## Records to process
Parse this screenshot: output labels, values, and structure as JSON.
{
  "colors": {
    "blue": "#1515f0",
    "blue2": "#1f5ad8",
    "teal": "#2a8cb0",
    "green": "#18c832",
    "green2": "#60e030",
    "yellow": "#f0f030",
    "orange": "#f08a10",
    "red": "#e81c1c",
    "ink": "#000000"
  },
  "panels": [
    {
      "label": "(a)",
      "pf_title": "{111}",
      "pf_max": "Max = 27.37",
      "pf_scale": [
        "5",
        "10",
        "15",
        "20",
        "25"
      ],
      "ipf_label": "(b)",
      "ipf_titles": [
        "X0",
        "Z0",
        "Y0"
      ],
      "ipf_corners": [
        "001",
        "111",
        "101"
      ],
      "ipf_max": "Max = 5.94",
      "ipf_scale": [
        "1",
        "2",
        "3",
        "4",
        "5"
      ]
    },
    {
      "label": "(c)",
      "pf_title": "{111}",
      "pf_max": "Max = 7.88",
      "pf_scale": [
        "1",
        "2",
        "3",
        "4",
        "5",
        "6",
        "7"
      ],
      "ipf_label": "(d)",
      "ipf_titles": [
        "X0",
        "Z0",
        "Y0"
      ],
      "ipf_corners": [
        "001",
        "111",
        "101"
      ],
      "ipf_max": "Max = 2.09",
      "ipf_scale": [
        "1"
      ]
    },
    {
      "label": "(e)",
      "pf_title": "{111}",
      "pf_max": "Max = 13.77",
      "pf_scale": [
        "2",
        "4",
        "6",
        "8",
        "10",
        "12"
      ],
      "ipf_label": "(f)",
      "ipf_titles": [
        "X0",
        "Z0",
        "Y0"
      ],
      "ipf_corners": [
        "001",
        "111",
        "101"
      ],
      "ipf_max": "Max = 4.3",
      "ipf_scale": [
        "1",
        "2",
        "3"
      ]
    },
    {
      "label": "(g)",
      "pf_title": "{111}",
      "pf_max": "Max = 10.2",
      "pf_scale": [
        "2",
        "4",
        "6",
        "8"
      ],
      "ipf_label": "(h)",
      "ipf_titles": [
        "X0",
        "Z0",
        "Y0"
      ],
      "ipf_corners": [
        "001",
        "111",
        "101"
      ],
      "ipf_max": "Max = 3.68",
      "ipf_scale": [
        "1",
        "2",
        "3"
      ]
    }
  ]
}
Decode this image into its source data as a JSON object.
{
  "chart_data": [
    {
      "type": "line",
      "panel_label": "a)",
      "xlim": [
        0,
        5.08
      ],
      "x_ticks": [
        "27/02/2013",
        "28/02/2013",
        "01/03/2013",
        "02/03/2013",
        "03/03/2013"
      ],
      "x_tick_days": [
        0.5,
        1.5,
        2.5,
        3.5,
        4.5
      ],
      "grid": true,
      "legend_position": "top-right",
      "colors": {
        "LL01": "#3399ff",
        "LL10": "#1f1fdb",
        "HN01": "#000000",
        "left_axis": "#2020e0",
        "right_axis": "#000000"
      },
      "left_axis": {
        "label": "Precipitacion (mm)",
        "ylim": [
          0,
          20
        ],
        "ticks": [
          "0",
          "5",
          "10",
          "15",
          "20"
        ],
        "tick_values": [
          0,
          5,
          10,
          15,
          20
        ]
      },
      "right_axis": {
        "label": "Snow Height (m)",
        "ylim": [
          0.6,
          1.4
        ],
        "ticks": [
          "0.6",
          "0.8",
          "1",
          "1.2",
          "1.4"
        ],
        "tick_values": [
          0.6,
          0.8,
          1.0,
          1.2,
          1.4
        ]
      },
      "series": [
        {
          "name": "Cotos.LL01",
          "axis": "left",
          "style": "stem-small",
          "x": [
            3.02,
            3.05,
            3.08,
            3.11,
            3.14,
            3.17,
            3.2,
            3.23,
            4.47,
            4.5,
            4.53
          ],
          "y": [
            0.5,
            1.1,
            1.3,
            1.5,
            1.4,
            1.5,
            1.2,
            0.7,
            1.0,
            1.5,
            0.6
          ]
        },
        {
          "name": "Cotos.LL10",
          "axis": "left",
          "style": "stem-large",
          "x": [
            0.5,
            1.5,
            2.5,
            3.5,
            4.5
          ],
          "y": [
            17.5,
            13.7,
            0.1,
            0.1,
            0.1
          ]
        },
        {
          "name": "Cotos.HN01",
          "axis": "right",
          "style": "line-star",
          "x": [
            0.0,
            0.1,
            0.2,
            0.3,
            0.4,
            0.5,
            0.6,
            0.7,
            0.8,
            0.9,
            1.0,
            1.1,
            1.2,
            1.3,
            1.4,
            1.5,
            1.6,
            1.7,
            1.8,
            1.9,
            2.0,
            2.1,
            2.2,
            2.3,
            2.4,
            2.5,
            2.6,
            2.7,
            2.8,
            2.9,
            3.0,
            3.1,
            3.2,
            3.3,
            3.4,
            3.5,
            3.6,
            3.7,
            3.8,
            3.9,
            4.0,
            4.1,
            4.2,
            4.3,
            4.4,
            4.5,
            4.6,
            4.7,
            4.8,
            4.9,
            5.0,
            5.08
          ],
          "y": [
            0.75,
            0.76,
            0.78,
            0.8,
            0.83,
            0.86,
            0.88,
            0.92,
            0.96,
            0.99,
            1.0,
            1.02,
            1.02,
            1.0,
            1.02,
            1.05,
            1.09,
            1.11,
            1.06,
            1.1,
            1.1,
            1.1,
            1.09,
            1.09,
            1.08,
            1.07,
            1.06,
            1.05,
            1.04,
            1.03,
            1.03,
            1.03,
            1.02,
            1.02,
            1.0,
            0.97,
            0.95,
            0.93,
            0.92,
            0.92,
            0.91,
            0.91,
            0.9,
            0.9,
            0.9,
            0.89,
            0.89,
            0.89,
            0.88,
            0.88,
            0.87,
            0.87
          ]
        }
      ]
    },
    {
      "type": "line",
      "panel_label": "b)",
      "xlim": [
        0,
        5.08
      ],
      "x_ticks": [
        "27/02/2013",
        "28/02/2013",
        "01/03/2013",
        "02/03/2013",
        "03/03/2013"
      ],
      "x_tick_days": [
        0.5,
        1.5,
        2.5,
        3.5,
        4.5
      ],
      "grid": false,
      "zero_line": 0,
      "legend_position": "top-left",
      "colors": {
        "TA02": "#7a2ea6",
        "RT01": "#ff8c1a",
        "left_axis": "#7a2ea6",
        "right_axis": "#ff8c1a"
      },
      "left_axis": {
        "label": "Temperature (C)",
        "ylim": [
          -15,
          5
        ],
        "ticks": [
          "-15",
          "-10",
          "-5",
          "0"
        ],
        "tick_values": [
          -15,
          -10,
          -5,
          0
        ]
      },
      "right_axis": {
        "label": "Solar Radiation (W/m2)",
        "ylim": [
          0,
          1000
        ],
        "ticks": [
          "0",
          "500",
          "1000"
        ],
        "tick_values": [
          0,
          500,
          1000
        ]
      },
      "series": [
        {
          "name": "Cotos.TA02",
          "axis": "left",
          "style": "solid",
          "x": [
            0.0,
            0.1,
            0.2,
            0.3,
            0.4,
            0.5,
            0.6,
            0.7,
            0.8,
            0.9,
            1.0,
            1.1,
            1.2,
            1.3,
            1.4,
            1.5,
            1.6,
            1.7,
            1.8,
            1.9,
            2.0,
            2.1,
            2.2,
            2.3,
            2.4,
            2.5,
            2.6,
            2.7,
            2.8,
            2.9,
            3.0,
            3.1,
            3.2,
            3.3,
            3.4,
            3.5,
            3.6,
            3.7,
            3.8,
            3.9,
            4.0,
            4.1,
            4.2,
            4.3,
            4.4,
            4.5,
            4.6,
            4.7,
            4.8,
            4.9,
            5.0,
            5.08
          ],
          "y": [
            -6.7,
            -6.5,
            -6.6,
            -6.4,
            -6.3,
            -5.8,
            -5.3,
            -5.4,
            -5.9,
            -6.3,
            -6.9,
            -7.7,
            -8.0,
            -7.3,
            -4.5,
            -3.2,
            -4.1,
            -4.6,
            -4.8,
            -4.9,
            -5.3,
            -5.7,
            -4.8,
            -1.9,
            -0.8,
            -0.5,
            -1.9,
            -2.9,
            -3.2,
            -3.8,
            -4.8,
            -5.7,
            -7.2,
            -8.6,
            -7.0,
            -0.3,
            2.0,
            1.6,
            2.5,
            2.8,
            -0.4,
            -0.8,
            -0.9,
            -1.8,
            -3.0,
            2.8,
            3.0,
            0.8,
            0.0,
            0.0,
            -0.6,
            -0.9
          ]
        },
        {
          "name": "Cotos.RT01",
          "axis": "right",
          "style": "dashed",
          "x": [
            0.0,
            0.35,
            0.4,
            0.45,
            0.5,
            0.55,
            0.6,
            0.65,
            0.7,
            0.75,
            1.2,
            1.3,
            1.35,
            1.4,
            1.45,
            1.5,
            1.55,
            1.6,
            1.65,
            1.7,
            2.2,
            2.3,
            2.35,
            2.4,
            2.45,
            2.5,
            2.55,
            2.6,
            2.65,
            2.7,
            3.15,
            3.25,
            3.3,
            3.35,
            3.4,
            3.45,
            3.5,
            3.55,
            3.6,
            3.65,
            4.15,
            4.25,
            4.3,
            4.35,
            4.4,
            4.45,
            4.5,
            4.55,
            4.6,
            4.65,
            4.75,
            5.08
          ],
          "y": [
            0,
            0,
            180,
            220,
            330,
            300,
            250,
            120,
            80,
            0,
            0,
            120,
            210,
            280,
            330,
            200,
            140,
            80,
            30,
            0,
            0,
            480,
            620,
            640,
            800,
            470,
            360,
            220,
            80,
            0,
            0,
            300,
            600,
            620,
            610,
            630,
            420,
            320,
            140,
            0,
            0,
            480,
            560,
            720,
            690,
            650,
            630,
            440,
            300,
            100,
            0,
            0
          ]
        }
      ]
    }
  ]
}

## Problem statement
Give solely the number of lines in the data that contain the string "this".

## Written solution
2